Exercise brief:
Write out the records that appear below, verbatim and complete, but without pictures.
..............................
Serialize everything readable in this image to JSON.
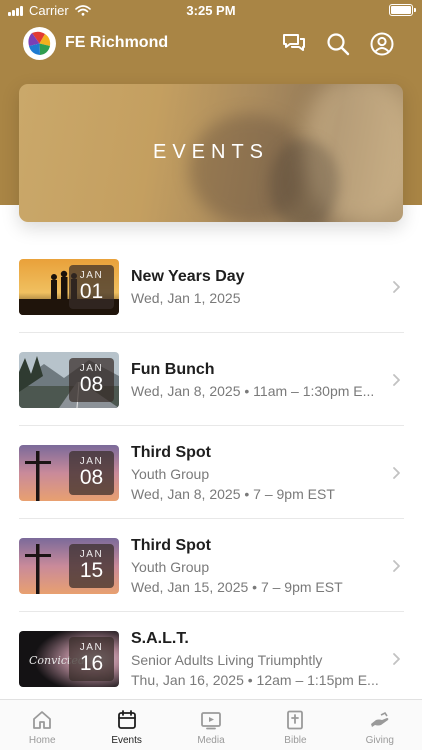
{
  "status": {
    "carrier": "Carrier",
    "time": "3:25 PM"
  },
  "app": {
    "title": "FE Richmond"
  },
  "header_icons": [
    "chat-bubbles-icon",
    "search-icon",
    "profile-icon"
  ],
  "hero": {
    "title": "EVENTS"
  },
  "events": [
    {
      "title": "New Years Day",
      "lines": [
        "Wed, Jan 1, 2025"
      ],
      "month": "JAN",
      "day": "01",
      "thumb": "sunset-silhouettes"
    },
    {
      "title": "Fun Bunch",
      "lines": [
        "Wed, Jan 8, 2025 • 11am – 1:30pm E..."
      ],
      "month": "JAN",
      "day": "08",
      "thumb": "mountain-road"
    },
    {
      "title": "Third Spot",
      "lines": [
        "Youth Group",
        "Wed, Jan 8, 2025 • 7 – 9pm EST"
      ],
      "month": "JAN",
      "day": "08",
      "thumb": "cross-sunset"
    },
    {
      "title": "Third Spot",
      "lines": [
        "Youth Group",
        "Wed, Jan 15, 2025 • 7 – 9pm EST"
      ],
      "month": "JAN",
      "day": "15",
      "thumb": "cross-sunset"
    },
    {
      "title": "S.A.L.T.",
      "lines": [
        "Senior Adults Living Triumphtly",
        "Thu, Jan 16, 2025 • 12am – 1:15pm E..."
      ],
      "month": "JAN",
      "day": "16",
      "thumb": "convicted",
      "thumb_text": "Convicted"
    }
  ],
  "tabs": [
    {
      "label": "Home",
      "icon": "home-icon",
      "active": false
    },
    {
      "label": "Events",
      "icon": "calendar-icon",
      "active": true
    },
    {
      "label": "Media",
      "icon": "media-play-icon",
      "active": false
    },
    {
      "label": "Bible",
      "icon": "bible-icon",
      "active": false
    },
    {
      "label": "Giving",
      "icon": "giving-hand-icon",
      "active": false
    }
  ],
  "colors": {
    "header": "#a98545",
    "tab_active": "#1e1e1e",
    "tab_inactive": "#9a9a9a"
  }
}
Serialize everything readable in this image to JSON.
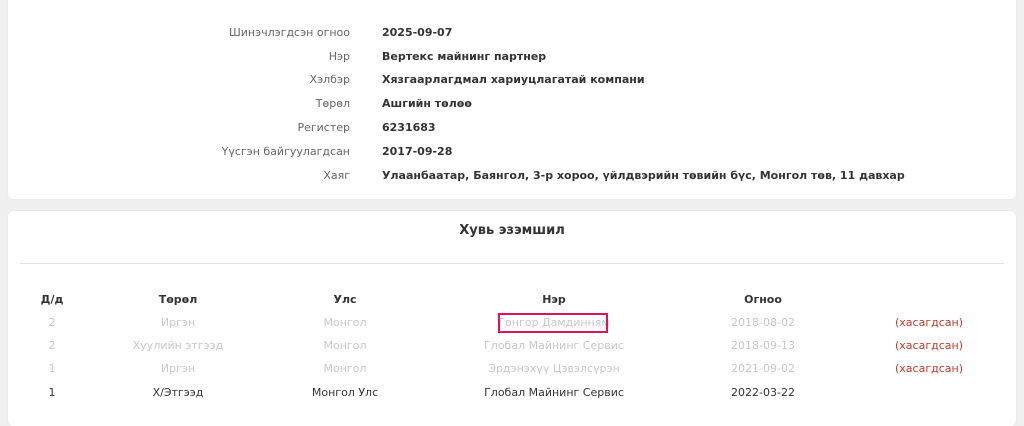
{
  "company_info": {
    "fields": [
      {
        "label": "Шинэчлэгдсэн огноо",
        "value": "2025-09-07"
      },
      {
        "label": "Нэр",
        "value": "Вертекс майнинг партнер"
      },
      {
        "label": "Хэлбэр",
        "value": "Хязгаарлагдмал хариуцлагатай компани"
      },
      {
        "label": "Төрөл",
        "value": "Ашгийн төлөө"
      },
      {
        "label": "Регистер",
        "value": "6231683"
      },
      {
        "label": "Үүсгэн байгуулагдсан",
        "value": "2017-09-28"
      },
      {
        "label": "Хаяг",
        "value": "Улаанбаатар, Баянгол, 3-р хороо, үйлдвэрийн төвийн бүс, Монгол төв, 11 давхар"
      }
    ]
  },
  "ownership": {
    "title": "Хувь эзэмшил",
    "columns": [
      "Д/д",
      "Төрөл",
      "Улс",
      "Нэр",
      "Огноо"
    ],
    "rows": [
      {
        "no": "2",
        "type": "Иргэн",
        "country": "Монгол",
        "name": "Гонгор Дамдинням",
        "date": "2018-08-02",
        "status": "(хасагдсан)",
        "deleted": true,
        "highlighted": true
      },
      {
        "no": "2",
        "type": "Хуулийн этгээд",
        "country": "Монгол",
        "name": "Глобал Майнинг Сервис",
        "date": "2018-09-13",
        "status": "(хасагдсан)",
        "deleted": true,
        "highlighted": false
      },
      {
        "no": "1",
        "type": "Иргэн",
        "country": "Монгол",
        "name": "Эрдэнэхүү Цэвэлсүрэн",
        "date": "2021-09-02",
        "status": "(хасагдсан)",
        "deleted": true,
        "highlighted": false
      },
      {
        "no": "1",
        "type": "Х/Этгээд",
        "country": "Монгол Улс",
        "name": "Глобал Майнинг Сервис",
        "date": "2022-03-22",
        "status": "",
        "deleted": false,
        "highlighted": false
      }
    ]
  },
  "colors": {
    "status_red": "#c0392b",
    "highlight_border": "#e0115f",
    "deleted_text": "#c8c8c8"
  }
}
..............................
Full output:
Serialize everything readable in this image to JSON.
{
  "status": {
    "carrier": "Carrier",
    "time": "3:25 PM"
  },
  "app": {
    "title": "FE Richmond"
  },
  "header_icons": [
    "chat-bubbles-icon",
    "search-icon",
    "profile-icon"
  ],
  "hero": {
    "title": "EVENTS"
  },
  "events": [
    {
      "title": "New Years Day",
      "lines": [
        "Wed, Jan 1, 2025"
      ],
      "month": "JAN",
      "day": "01",
      "thumb": "sunset-silhouettes"
    },
    {
      "title": "Fun Bunch",
      "lines": [
        "Wed, Jan 8, 2025 • 11am – 1:30pm E..."
      ],
      "month": "JAN",
      "day": "08",
      "thumb": "mountain-road"
    },
    {
      "title": "Third Spot",
      "lines": [
        "Youth Group",
        "Wed, Jan 8, 2025 • 7 – 9pm EST"
      ],
      "month": "JAN",
      "day": "08",
      "thumb": "cross-sunset"
    },
    {
      "title": "Third Spot",
      "lines": [
        "Youth Group",
        "Wed, Jan 15, 2025 • 7 – 9pm EST"
      ],
      "month": "JAN",
      "day": "15",
      "thumb": "cross-sunset"
    },
    {
      "title": "S.A.L.T.",
      "lines": [
        "Senior Adults Living Triumphtly",
        "Thu, Jan 16, 2025 • 12am – 1:15pm E..."
      ],
      "month": "JAN",
      "day": "16",
      "thumb": "convicted",
      "thumb_text": "Convicted"
    }
  ],
  "tabs": [
    {
      "label": "Home",
      "icon": "home-icon",
      "active": false
    },
    {
      "label": "Events",
      "icon": "calendar-icon",
      "active": true
    },
    {
      "label": "Media",
      "icon": "media-play-icon",
      "active": false
    },
    {
      "label": "Bible",
      "icon": "bible-icon",
      "active": false
    },
    {
      "label": "Giving",
      "icon": "giving-hand-icon",
      "active": false
    }
  ],
  "colors": {
    "header": "#a98545",
    "tab_active": "#1e1e1e",
    "tab_inactive": "#9a9a9a"
  }
}
Serialize everything readable in this image to JSON.
{
  "company_info": {
    "fields": [
      {
        "label": "Шинэчлэгдсэн огноо",
        "value": "2025-09-07"
      },
      {
        "label": "Нэр",
        "value": "Вертекс майнинг партнер"
      },
      {
        "label": "Хэлбэр",
        "value": "Хязгаарлагдмал хариуцлагатай компани"
      },
      {
        "label": "Төрөл",
        "value": "Ашгийн төлөө"
      },
      {
        "label": "Регистер",
        "value": "6231683"
      },
      {
        "label": "Үүсгэн байгуулагдсан",
        "value": "2017-09-28"
      },
      {
        "label": "Хаяг",
        "value": "Улаанбаатар, Баянгол, 3-р хороо, үйлдвэрийн төвийн бүс, Монгол төв, 11 давхар"
      }
    ]
  },
  "ownership": {
    "title": "Хувь эзэмшил",
    "columns": [
      "Д/д",
      "Төрөл",
      "Улс",
      "Нэр",
      "Огноо"
    ],
    "rows": [
      {
        "no": "2",
        "type": "Иргэн",
        "country": "Монгол",
        "name": "Гонгор Дамдинням",
        "date": "2018-08-02",
        "status": "(хасагдсан)",
        "deleted": true,
        "highlighted": true
      },
      {
        "no": "2",
        "type": "Хуулийн этгээд",
        "country": "Монгол",
        "name": "Глобал Майнинг Сервис",
        "date": "2018-09-13",
        "status": "(хасагдсан)",
        "deleted": true,
        "highlighted": false
      },
      {
        "no": "1",
        "type": "Иргэн",
        "country": "Монгол",
        "name": "Эрдэнэхүү Цэвэлсүрэн",
        "date": "2021-09-02",
        "status": "(хасагдсан)",
        "deleted": true,
        "highlighted": false
      },
      {
        "no": "1",
        "type": "Х/Этгээд",
        "country": "Монгол Улс",
        "name": "Глобал Майнинг Сервис",
        "date": "2022-03-22",
        "status": "",
        "deleted": false,
        "highlighted": false
      }
    ]
  },
  "colors": {
    "status_red": "#c0392b",
    "highlight_border": "#e0115f",
    "deleted_text": "#c8c8c8"
  }
}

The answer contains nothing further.